Problem details
Repeat every record exactly, but keep images out of the copy.

(Data entries for graphics)
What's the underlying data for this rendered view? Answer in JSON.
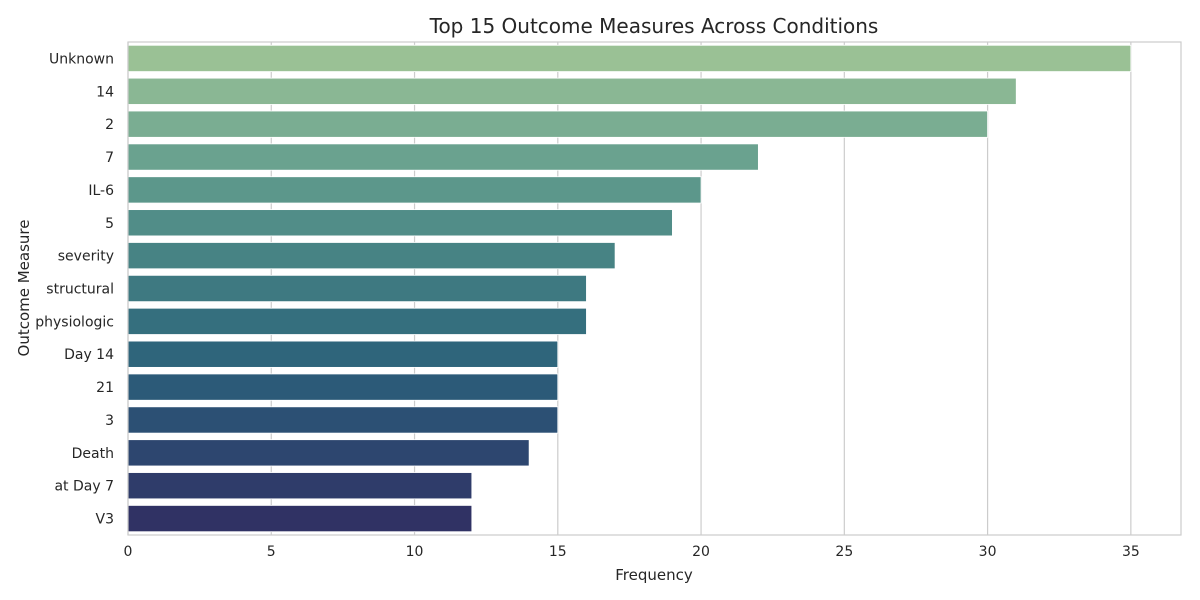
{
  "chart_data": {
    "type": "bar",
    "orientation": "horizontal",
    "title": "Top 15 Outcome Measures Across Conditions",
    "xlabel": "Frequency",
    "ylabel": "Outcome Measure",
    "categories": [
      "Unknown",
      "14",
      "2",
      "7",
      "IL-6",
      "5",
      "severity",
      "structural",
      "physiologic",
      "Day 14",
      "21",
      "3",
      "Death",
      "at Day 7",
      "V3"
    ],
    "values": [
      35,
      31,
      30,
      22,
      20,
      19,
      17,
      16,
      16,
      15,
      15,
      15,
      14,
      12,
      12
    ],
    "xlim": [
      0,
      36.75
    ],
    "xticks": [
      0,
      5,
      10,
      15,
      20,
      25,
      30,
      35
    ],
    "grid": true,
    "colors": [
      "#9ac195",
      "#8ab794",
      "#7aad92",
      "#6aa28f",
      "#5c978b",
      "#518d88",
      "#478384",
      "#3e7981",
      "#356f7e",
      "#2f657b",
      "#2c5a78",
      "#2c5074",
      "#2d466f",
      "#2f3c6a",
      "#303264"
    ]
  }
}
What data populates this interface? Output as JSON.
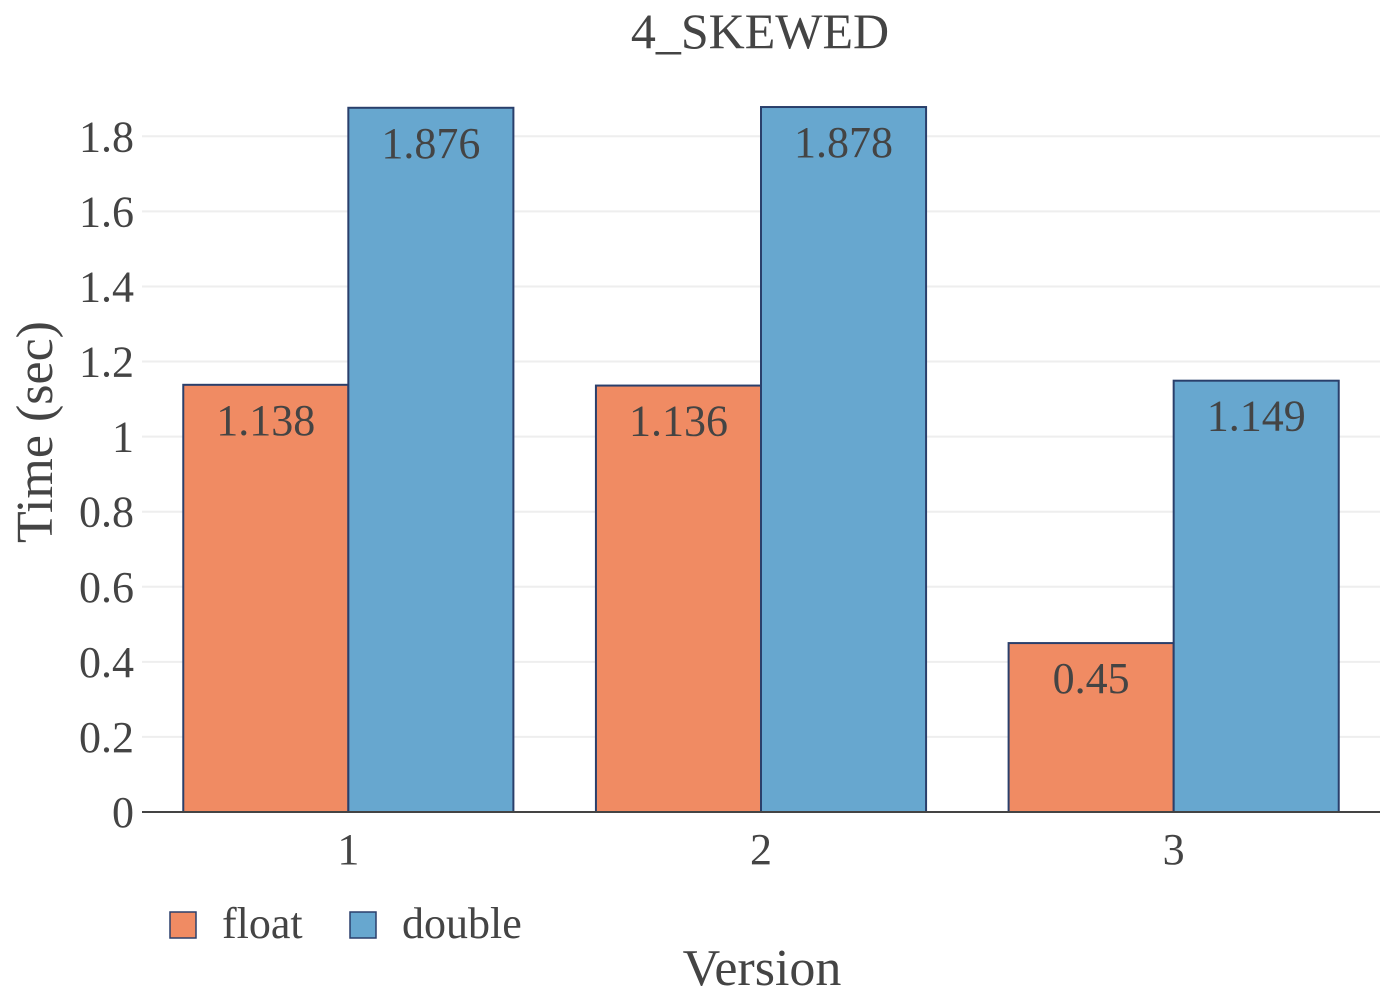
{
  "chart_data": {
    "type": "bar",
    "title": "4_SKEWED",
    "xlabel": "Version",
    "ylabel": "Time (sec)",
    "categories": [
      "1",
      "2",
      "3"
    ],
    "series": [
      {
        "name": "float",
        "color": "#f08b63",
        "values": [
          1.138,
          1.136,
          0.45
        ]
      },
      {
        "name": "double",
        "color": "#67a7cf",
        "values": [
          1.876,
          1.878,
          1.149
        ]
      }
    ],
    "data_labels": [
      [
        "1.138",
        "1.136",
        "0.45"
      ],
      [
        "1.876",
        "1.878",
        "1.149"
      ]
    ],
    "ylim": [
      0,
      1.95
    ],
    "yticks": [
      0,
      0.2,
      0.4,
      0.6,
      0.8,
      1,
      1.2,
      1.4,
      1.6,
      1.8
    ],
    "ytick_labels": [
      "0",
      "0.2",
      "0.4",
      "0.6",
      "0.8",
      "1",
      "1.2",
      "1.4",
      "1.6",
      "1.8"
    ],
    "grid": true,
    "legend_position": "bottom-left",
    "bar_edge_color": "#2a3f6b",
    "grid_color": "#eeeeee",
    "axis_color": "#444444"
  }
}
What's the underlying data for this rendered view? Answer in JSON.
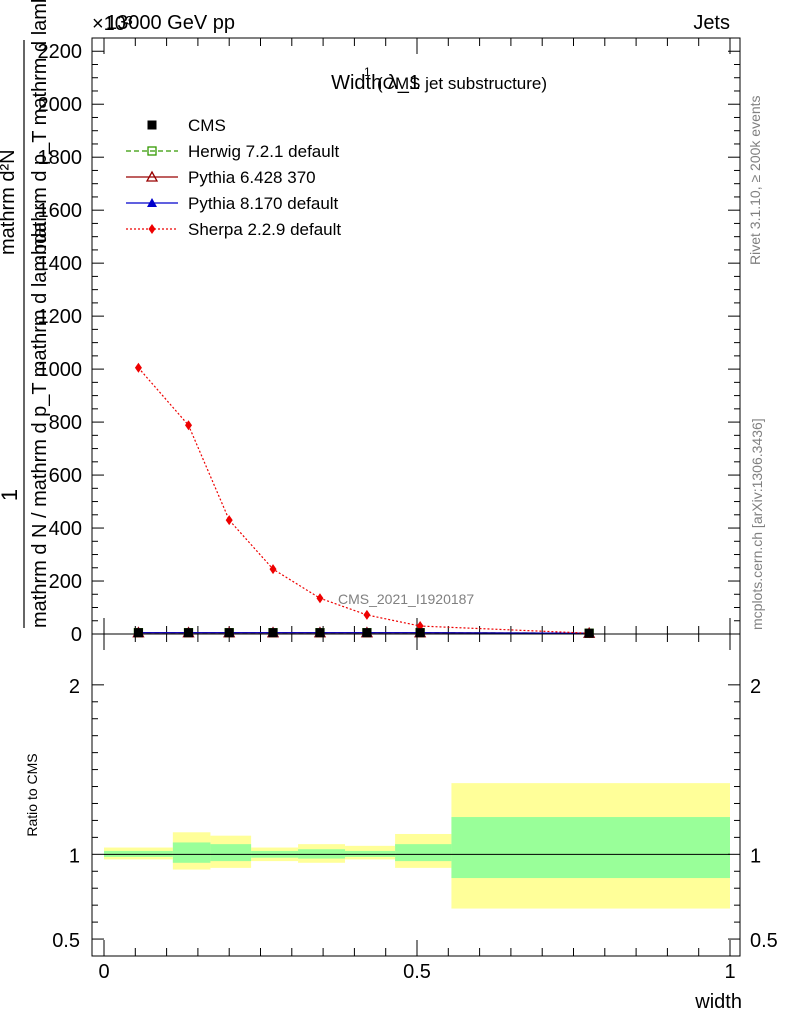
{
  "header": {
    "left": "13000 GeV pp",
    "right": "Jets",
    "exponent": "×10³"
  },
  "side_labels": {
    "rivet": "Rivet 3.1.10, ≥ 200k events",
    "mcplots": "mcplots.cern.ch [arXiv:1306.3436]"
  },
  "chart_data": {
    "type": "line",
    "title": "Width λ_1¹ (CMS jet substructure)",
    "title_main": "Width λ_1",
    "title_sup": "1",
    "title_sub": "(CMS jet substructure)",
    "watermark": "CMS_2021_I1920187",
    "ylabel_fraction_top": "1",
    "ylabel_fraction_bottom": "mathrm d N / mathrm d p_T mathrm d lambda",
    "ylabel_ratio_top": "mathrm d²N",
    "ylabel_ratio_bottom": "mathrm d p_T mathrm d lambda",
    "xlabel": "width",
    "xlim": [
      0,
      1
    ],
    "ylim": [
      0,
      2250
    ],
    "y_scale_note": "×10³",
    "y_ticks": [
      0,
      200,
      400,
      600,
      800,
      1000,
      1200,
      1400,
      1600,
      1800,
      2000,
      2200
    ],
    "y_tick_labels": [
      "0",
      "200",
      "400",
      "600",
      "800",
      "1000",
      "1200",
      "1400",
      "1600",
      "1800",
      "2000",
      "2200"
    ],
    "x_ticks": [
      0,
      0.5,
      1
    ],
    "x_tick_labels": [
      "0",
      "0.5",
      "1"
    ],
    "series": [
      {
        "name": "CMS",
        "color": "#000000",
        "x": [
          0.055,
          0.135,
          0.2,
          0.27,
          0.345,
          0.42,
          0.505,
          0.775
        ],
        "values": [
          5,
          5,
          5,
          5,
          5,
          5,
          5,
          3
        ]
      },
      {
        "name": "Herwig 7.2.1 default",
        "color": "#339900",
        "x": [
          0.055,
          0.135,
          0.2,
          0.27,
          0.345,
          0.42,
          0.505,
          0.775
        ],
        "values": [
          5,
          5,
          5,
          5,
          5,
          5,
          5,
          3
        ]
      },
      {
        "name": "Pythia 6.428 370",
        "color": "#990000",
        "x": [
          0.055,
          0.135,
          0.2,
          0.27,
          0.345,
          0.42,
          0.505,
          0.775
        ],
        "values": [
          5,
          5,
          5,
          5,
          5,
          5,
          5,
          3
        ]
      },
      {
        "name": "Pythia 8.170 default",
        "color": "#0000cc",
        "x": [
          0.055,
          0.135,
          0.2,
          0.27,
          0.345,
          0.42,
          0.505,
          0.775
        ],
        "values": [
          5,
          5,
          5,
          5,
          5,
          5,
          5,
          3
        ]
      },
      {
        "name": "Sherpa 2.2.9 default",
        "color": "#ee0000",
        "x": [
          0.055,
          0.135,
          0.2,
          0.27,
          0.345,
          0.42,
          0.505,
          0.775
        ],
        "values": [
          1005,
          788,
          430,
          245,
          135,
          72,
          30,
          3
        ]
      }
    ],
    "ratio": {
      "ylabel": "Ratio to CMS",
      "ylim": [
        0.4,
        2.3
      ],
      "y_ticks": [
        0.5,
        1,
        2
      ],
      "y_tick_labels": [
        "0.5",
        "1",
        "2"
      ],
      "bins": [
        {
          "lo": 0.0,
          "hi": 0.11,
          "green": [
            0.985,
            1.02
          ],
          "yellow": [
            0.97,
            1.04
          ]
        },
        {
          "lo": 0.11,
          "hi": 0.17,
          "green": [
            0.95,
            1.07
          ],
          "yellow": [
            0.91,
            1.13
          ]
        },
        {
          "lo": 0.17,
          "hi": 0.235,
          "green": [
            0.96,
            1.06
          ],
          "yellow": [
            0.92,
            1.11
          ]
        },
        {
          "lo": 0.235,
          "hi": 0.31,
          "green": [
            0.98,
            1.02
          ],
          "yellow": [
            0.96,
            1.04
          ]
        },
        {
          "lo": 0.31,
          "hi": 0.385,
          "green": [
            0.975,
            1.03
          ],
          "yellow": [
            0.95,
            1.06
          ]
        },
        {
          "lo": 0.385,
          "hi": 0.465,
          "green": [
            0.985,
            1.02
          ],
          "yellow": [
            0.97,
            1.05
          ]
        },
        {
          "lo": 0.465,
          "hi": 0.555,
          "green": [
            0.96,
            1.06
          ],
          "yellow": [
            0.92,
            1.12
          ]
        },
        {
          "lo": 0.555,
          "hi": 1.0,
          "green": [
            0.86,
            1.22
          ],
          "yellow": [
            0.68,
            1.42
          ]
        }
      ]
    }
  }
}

Answer to this exercise
What's the underlying data for this rendered view? Answer in JSON.
{
  "chart_data": {
    "type": "bar",
    "orientation": "horizontal",
    "title": "Top 15 Outcome Measures Across Conditions",
    "xlabel": "Frequency",
    "ylabel": "Outcome Measure",
    "categories": [
      "Unknown",
      "14",
      "2",
      "7",
      "IL-6",
      "5",
      "severity",
      "structural",
      "physiologic",
      "Day 14",
      "21",
      "3",
      "Death",
      "at Day 7",
      "V3"
    ],
    "values": [
      35,
      31,
      30,
      22,
      20,
      19,
      17,
      16,
      16,
      15,
      15,
      15,
      14,
      12,
      12
    ],
    "xlim": [
      0,
      36.75
    ],
    "xticks": [
      0,
      5,
      10,
      15,
      20,
      25,
      30,
      35
    ],
    "grid": true,
    "colors": [
      "#9ac195",
      "#8ab794",
      "#7aad92",
      "#6aa28f",
      "#5c978b",
      "#518d88",
      "#478384",
      "#3e7981",
      "#356f7e",
      "#2f657b",
      "#2c5a78",
      "#2c5074",
      "#2d466f",
      "#2f3c6a",
      "#303264"
    ]
  }
}
What data populates this interface? Output as JSON.
{
  "chart_data": {
    "type": "bar",
    "title": "4_SKEWED",
    "xlabel": "Version",
    "ylabel": "Time (sec)",
    "categories": [
      "1",
      "2",
      "3"
    ],
    "series": [
      {
        "name": "float",
        "color": "#f08b63",
        "values": [
          1.138,
          1.136,
          0.45
        ]
      },
      {
        "name": "double",
        "color": "#67a7cf",
        "values": [
          1.876,
          1.878,
          1.149
        ]
      }
    ],
    "data_labels": [
      [
        "1.138",
        "1.136",
        "0.45"
      ],
      [
        "1.876",
        "1.878",
        "1.149"
      ]
    ],
    "ylim": [
      0,
      1.95
    ],
    "yticks": [
      0,
      0.2,
      0.4,
      0.6,
      0.8,
      1,
      1.2,
      1.4,
      1.6,
      1.8
    ],
    "ytick_labels": [
      "0",
      "0.2",
      "0.4",
      "0.6",
      "0.8",
      "1",
      "1.2",
      "1.4",
      "1.6",
      "1.8"
    ],
    "grid": true,
    "legend_position": "bottom-left",
    "bar_edge_color": "#2a3f6b",
    "grid_color": "#eeeeee",
    "axis_color": "#444444"
  }
}
What's the underlying data for this rendered view? Answer in JSON.
{
  "header": {
    "left": "13000 GeV pp",
    "right": "Jets",
    "exponent": "×10³"
  },
  "side_labels": {
    "rivet": "Rivet 3.1.10, ≥ 200k events",
    "mcplots": "mcplots.cern.ch [arXiv:1306.3436]"
  },
  "chart_data": {
    "type": "line",
    "title": "Width λ_1¹ (CMS jet substructure)",
    "title_main": "Width λ_1",
    "title_sup": "1",
    "title_sub": "(CMS jet substructure)",
    "watermark": "CMS_2021_I1920187",
    "ylabel_fraction_top": "1",
    "ylabel_fraction_bottom": "mathrm d N / mathrm d p_T mathrm d lambda",
    "ylabel_ratio_top": "mathrm d²N",
    "ylabel_ratio_bottom": "mathrm d p_T mathrm d lambda",
    "xlabel": "width",
    "xlim": [
      0,
      1
    ],
    "ylim": [
      0,
      2250
    ],
    "y_scale_note": "×10³",
    "y_ticks": [
      0,
      200,
      400,
      600,
      800,
      1000,
      1200,
      1400,
      1600,
      1800,
      2000,
      2200
    ],
    "y_tick_labels": [
      "0",
      "200",
      "400",
      "600",
      "800",
      "1000",
      "1200",
      "1400",
      "1600",
      "1800",
      "2000",
      "2200"
    ],
    "x_ticks": [
      0,
      0.5,
      1
    ],
    "x_tick_labels": [
      "0",
      "0.5",
      "1"
    ],
    "series": [
      {
        "name": "CMS",
        "color": "#000000",
        "x": [
          0.055,
          0.135,
          0.2,
          0.27,
          0.345,
          0.42,
          0.505,
          0.775
        ],
        "values": [
          5,
          5,
          5,
          5,
          5,
          5,
          5,
          3
        ]
      },
      {
        "name": "Herwig 7.2.1 default",
        "color": "#339900",
        "x": [
          0.055,
          0.135,
          0.2,
          0.27,
          0.345,
          0.42,
          0.505,
          0.775
        ],
        "values": [
          5,
          5,
          5,
          5,
          5,
          5,
          5,
          3
        ]
      },
      {
        "name": "Pythia 6.428 370",
        "color": "#990000",
        "x": [
          0.055,
          0.135,
          0.2,
          0.27,
          0.345,
          0.42,
          0.505,
          0.775
        ],
        "values": [
          5,
          5,
          5,
          5,
          5,
          5,
          5,
          3
        ]
      },
      {
        "name": "Pythia 8.170 default",
        "color": "#0000cc",
        "x": [
          0.055,
          0.135,
          0.2,
          0.27,
          0.345,
          0.42,
          0.505,
          0.775
        ],
        "values": [
          5,
          5,
          5,
          5,
          5,
          5,
          5,
          3
        ]
      },
      {
        "name": "Sherpa 2.2.9 default",
        "color": "#ee0000",
        "x": [
          0.055,
          0.135,
          0.2,
          0.27,
          0.345,
          0.42,
          0.505,
          0.775
        ],
        "values": [
          1005,
          788,
          430,
          245,
          135,
          72,
          30,
          3
        ]
      }
    ],
    "ratio": {
      "ylabel": "Ratio to CMS",
      "ylim": [
        0.4,
        2.3
      ],
      "y_ticks": [
        0.5,
        1,
        2
      ],
      "y_tick_labels": [
        "0.5",
        "1",
        "2"
      ],
      "bins": [
        {
          "lo": 0.0,
          "hi": 0.11,
          "green": [
            0.985,
            1.02
          ],
          "yellow": [
            0.97,
            1.04
          ]
        },
        {
          "lo": 0.11,
          "hi": 0.17,
          "green": [
            0.95,
            1.07
          ],
          "yellow": [
            0.91,
            1.13
          ]
        },
        {
          "lo": 0.17,
          "hi": 0.235,
          "green": [
            0.96,
            1.06
          ],
          "yellow": [
            0.92,
            1.11
          ]
        },
        {
          "lo": 0.235,
          "hi": 0.31,
          "green": [
            0.98,
            1.02
          ],
          "yellow": [
            0.96,
            1.04
          ]
        },
        {
          "lo": 0.31,
          "hi": 0.385,
          "green": [
            0.975,
            1.03
          ],
          "yellow": [
            0.95,
            1.06
          ]
        },
        {
          "lo": 0.385,
          "hi": 0.465,
          "green": [
            0.985,
            1.02
          ],
          "yellow": [
            0.97,
            1.05
          ]
        },
        {
          "lo": 0.465,
          "hi": 0.555,
          "green": [
            0.96,
            1.06
          ],
          "yellow": [
            0.92,
            1.12
          ]
        },
        {
          "lo": 0.555,
          "hi": 1.0,
          "green": [
            0.86,
            1.22
          ],
          "yellow": [
            0.68,
            1.42
          ]
        }
      ]
    }
  }
}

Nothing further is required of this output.